» THE REQUEST
Copy each line that contains the string "Perform".

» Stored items
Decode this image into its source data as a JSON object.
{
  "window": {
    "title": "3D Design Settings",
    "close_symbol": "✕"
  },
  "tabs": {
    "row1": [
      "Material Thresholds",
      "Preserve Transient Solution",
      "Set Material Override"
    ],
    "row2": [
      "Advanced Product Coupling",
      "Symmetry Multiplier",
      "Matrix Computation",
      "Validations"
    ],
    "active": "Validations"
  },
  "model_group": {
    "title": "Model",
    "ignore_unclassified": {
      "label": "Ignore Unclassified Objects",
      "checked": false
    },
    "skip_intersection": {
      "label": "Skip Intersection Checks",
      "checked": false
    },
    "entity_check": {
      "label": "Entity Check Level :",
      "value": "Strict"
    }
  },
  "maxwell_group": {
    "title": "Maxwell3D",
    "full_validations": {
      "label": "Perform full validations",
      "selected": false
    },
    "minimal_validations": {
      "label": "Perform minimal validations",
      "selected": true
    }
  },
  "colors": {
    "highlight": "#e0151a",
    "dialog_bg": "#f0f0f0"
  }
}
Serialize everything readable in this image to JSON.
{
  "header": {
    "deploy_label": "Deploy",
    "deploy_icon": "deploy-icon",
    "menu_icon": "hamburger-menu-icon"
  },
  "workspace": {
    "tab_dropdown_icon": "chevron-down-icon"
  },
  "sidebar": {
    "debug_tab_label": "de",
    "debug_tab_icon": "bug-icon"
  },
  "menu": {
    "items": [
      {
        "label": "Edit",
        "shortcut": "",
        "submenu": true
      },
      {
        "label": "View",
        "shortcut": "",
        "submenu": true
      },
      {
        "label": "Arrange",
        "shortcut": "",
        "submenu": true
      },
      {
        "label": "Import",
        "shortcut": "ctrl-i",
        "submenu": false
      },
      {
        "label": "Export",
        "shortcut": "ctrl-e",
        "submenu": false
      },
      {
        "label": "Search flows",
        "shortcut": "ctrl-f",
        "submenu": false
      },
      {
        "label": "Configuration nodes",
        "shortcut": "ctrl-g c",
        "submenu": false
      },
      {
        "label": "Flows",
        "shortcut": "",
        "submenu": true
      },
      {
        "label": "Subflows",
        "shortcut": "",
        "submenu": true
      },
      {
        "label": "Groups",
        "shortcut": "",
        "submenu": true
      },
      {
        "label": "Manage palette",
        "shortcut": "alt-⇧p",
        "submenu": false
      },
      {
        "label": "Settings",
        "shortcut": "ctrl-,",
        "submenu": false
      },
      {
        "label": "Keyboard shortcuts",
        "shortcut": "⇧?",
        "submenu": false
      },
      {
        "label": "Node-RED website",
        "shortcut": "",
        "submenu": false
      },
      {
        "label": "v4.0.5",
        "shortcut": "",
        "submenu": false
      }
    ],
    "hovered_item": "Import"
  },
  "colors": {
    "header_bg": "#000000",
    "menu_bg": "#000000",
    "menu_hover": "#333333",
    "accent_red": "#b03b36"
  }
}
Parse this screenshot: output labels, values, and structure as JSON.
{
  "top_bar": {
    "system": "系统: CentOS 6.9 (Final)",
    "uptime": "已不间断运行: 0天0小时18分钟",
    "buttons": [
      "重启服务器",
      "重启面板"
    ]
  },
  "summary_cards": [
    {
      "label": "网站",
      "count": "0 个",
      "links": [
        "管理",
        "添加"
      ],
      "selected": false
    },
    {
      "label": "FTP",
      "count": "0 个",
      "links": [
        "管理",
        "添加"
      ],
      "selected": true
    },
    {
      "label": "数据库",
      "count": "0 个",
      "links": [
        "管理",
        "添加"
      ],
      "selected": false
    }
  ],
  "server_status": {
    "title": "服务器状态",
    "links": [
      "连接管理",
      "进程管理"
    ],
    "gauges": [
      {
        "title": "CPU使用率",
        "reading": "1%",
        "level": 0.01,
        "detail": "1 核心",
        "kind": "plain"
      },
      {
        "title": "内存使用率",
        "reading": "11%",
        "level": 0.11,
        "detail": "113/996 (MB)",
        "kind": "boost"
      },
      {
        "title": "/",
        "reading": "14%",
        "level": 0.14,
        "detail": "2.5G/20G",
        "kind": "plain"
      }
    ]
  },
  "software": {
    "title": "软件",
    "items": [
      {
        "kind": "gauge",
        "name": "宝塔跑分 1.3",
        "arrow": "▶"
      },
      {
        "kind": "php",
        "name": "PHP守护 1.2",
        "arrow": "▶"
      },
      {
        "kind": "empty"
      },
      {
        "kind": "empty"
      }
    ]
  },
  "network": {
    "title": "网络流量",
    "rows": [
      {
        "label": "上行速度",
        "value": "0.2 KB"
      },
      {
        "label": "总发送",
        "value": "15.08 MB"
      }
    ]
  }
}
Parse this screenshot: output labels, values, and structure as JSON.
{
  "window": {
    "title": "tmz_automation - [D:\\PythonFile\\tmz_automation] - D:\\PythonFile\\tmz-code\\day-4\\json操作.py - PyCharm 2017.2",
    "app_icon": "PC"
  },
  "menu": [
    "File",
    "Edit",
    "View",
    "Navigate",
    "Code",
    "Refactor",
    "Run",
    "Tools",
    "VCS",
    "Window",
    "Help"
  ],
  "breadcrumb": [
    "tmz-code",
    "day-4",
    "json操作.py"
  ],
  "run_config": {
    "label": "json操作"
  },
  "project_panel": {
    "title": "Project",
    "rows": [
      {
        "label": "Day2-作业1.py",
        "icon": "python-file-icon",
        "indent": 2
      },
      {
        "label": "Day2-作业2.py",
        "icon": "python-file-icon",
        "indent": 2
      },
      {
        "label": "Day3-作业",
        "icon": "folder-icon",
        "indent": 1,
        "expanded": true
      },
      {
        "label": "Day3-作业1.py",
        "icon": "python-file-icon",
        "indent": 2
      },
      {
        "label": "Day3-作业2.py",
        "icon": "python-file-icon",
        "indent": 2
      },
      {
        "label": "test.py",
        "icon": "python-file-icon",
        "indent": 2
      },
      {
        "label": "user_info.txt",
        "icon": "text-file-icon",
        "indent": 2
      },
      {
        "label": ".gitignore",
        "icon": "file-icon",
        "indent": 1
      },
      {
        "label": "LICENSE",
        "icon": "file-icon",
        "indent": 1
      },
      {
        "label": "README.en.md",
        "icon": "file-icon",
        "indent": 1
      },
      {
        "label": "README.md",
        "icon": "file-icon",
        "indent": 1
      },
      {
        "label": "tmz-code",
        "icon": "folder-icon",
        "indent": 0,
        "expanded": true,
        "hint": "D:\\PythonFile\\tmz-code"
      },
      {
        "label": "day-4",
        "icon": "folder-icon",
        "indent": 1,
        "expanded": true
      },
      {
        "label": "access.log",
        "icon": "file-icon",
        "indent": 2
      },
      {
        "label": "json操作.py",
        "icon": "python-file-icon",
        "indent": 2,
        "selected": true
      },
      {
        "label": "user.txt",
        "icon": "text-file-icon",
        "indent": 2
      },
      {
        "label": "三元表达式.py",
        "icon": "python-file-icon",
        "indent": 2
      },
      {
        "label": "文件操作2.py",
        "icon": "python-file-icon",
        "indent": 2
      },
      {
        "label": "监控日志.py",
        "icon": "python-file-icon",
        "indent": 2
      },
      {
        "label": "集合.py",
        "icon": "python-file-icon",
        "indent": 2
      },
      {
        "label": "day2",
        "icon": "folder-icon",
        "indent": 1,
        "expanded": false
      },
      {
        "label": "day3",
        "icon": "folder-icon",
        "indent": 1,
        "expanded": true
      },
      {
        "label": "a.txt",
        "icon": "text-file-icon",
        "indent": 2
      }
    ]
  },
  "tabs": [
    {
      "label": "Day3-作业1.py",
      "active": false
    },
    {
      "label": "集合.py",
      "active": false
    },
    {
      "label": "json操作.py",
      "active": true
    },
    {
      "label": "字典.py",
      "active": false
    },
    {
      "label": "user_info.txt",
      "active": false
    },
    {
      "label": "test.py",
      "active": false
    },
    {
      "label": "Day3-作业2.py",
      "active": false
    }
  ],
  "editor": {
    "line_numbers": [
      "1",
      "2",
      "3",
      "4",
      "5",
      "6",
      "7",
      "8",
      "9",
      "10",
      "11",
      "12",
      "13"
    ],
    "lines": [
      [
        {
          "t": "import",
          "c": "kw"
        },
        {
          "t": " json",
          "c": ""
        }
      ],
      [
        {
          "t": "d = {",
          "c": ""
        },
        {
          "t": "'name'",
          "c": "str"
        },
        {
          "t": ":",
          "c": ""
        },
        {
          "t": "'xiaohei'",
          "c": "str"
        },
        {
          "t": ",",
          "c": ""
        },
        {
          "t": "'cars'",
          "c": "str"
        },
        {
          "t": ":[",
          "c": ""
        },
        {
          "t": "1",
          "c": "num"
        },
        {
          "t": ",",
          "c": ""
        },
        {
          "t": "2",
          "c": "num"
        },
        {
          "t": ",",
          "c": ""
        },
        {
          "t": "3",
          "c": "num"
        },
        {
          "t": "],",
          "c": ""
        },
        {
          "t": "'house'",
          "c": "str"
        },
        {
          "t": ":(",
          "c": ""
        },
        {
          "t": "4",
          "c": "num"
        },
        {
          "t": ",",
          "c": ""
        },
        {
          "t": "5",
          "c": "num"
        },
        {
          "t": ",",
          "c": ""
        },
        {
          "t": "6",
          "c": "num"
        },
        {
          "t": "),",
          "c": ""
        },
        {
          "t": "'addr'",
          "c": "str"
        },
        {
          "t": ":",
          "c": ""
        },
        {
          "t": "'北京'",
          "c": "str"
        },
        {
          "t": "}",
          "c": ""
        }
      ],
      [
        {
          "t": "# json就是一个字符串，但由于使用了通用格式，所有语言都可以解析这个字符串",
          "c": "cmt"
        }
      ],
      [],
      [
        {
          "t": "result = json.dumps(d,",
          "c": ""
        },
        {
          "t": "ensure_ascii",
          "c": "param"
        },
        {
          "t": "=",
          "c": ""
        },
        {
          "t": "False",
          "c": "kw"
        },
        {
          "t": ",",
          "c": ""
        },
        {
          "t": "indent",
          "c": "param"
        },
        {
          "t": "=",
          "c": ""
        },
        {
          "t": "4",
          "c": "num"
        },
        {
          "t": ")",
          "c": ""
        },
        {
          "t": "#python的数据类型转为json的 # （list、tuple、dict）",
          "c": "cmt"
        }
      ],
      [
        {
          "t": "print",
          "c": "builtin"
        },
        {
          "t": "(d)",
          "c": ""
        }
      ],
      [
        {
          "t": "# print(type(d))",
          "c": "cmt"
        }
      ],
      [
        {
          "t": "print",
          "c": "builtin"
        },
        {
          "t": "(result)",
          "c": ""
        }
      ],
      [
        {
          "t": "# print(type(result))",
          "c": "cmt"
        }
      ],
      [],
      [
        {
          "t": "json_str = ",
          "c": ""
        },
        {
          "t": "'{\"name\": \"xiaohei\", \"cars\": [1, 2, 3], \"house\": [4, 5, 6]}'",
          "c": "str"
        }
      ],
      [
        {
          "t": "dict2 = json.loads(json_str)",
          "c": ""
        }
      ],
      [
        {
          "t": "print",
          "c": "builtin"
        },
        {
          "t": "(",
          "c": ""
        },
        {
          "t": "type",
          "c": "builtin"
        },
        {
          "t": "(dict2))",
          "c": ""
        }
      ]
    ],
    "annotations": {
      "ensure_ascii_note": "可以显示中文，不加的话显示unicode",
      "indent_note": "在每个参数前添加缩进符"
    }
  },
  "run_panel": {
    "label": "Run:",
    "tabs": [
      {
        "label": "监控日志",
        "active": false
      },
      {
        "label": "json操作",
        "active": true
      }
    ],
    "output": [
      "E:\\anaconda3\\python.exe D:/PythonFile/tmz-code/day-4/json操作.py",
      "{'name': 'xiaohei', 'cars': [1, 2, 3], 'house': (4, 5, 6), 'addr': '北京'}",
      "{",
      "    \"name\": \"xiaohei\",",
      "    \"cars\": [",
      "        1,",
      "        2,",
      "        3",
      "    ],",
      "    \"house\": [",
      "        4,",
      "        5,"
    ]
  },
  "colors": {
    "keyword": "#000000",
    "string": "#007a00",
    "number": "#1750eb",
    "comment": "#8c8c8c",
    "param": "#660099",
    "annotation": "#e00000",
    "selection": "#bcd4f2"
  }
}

» CORRECT RESULT
      "label": "Perform full validations",
      "label": "Perform minimal validations",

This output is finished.